▶ **Requirement**
Find the lines with "Adopters" in them and copy them out.

▶ **Stored records**
— BEGIN —
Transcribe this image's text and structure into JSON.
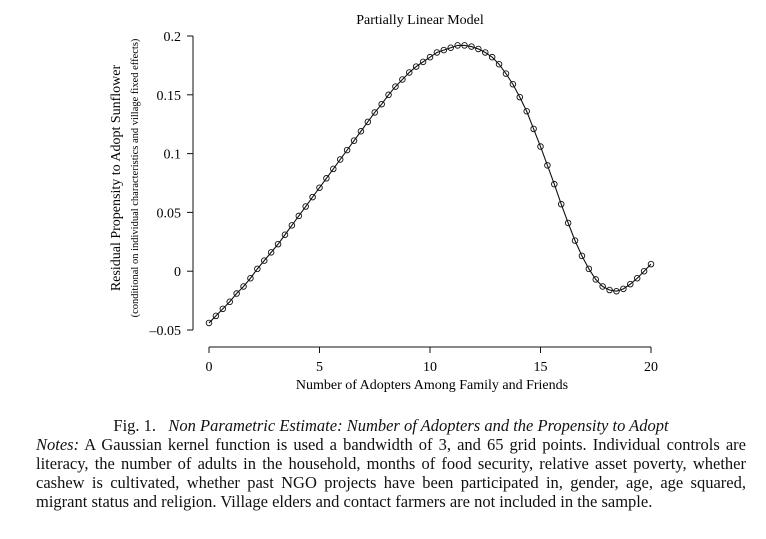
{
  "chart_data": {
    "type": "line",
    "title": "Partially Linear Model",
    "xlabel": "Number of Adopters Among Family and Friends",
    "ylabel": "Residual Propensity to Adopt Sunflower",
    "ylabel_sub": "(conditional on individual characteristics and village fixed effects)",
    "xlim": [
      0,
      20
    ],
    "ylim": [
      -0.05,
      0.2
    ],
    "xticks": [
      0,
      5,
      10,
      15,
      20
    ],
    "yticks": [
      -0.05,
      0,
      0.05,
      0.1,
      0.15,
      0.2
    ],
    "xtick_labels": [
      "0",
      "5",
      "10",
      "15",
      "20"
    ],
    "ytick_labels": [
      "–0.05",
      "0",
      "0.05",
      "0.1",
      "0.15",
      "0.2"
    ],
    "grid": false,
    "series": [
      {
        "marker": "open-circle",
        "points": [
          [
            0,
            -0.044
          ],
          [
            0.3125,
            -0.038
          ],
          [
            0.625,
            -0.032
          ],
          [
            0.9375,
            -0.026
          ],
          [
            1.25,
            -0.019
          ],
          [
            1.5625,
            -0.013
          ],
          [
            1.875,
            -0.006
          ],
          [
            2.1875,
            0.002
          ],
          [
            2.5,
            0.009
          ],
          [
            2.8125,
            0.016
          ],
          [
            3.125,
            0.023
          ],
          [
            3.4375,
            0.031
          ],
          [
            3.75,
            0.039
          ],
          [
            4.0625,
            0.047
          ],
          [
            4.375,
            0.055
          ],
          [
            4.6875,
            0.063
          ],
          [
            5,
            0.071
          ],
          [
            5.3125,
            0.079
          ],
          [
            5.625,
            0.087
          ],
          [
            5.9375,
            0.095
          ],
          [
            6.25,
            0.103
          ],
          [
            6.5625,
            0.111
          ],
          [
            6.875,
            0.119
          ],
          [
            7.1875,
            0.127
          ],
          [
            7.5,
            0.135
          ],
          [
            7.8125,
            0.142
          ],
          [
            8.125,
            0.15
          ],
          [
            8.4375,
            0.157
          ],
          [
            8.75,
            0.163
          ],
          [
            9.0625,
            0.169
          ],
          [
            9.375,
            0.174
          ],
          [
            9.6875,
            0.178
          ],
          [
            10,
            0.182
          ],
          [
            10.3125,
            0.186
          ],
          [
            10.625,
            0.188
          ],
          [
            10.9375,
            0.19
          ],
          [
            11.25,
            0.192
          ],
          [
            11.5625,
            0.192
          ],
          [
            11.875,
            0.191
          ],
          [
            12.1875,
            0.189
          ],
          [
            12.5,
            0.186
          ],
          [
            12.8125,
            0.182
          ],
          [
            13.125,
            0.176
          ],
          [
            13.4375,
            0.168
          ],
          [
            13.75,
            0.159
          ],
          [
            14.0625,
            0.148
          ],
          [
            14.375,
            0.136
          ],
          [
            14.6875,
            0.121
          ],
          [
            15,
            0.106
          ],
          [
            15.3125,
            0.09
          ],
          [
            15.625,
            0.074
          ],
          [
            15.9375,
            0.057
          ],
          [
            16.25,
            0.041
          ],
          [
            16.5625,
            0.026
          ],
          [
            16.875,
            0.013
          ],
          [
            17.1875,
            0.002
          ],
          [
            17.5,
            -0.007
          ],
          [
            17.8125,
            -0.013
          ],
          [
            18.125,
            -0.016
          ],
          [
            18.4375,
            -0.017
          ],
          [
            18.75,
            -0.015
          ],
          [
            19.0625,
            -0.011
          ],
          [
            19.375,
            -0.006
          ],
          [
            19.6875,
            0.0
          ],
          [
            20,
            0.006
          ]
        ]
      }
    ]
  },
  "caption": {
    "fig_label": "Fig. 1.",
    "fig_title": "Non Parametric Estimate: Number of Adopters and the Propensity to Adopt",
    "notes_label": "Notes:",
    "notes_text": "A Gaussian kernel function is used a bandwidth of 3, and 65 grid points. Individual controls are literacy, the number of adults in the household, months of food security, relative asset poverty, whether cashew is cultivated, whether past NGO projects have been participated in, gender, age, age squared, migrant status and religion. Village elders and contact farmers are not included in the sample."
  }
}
— END —
▶ **Correct output**
    "xlabel": "Number of Adopters Among Family and Friends",
    "fig_title": "Non Parametric Estimate: Number of Adopters and the Propensity to Adopt",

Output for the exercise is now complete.